## START Provided text
Whilst we are still in the midst of winter, the
amount of daylight each day is increasing. Christmas in the
northern hemisphere falls just as the daylight begins to
lengthen. It's as if the placing of Christmas speaks to us
through the growing daylight that God in Christ is with us, the
Light of the World is with us both in the darkest times and as
the daylight grows.
This winter I've been reading Katherine May's
book, Wintering, in which she writes about physical and
metaphorical winters, and about how to endure sometimes and how
to enjoy sometimes.
## END Provided text
## START Given entries
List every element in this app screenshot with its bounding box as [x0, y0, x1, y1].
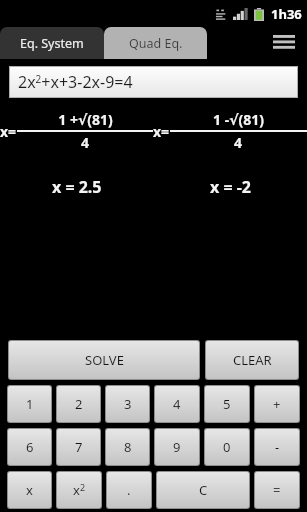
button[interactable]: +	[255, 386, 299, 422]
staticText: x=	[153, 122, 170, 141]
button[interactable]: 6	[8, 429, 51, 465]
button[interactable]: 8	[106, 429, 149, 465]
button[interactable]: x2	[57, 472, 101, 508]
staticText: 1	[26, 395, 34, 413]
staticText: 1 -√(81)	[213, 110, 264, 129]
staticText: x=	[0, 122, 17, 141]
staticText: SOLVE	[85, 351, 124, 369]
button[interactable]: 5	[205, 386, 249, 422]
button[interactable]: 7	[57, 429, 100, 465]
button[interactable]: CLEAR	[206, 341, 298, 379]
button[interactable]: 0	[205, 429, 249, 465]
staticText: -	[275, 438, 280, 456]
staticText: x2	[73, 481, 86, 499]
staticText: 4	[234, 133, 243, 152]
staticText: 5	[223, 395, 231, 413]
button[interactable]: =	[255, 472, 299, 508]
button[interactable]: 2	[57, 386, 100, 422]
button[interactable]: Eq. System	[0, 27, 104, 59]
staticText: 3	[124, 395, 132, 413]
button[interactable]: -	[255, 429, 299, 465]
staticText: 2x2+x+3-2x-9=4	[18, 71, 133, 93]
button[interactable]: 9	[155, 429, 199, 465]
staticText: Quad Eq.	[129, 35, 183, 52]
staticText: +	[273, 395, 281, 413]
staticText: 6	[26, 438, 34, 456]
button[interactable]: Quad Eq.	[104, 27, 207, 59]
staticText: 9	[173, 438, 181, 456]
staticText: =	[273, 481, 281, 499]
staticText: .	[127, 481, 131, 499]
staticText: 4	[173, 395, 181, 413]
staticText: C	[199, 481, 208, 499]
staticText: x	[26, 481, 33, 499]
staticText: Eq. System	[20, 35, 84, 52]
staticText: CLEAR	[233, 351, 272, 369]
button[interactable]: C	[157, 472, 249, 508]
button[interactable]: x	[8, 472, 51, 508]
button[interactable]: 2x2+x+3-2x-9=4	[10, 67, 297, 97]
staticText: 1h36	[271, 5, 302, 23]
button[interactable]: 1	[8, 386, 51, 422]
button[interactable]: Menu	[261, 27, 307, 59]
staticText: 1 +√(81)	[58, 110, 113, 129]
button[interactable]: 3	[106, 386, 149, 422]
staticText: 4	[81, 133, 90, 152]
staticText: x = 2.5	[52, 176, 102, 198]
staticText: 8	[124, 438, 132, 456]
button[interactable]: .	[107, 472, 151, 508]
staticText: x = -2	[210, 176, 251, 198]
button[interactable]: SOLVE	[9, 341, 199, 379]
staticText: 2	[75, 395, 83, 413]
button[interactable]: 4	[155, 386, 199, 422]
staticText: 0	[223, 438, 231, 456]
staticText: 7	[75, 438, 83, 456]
## END Given entries
● Stated problem
Transcribe the passage on winter and Christmas word for word, covering everything from "Whilst we are" down to "the daylight grows.". The rows have nothing to do with the passage on winter and Christmas.

● Problem solution
Whilst we are still in the midst of winter, the
amount of daylight each day is increasing. Christmas in the
northern hemisphere falls just as the daylight begins to
lengthen. It's as if the placing of Christmas speaks to us
through the growing daylight that God in Christ is with us, the
Light of the World is with us both in the darkest times and as
the daylight grows.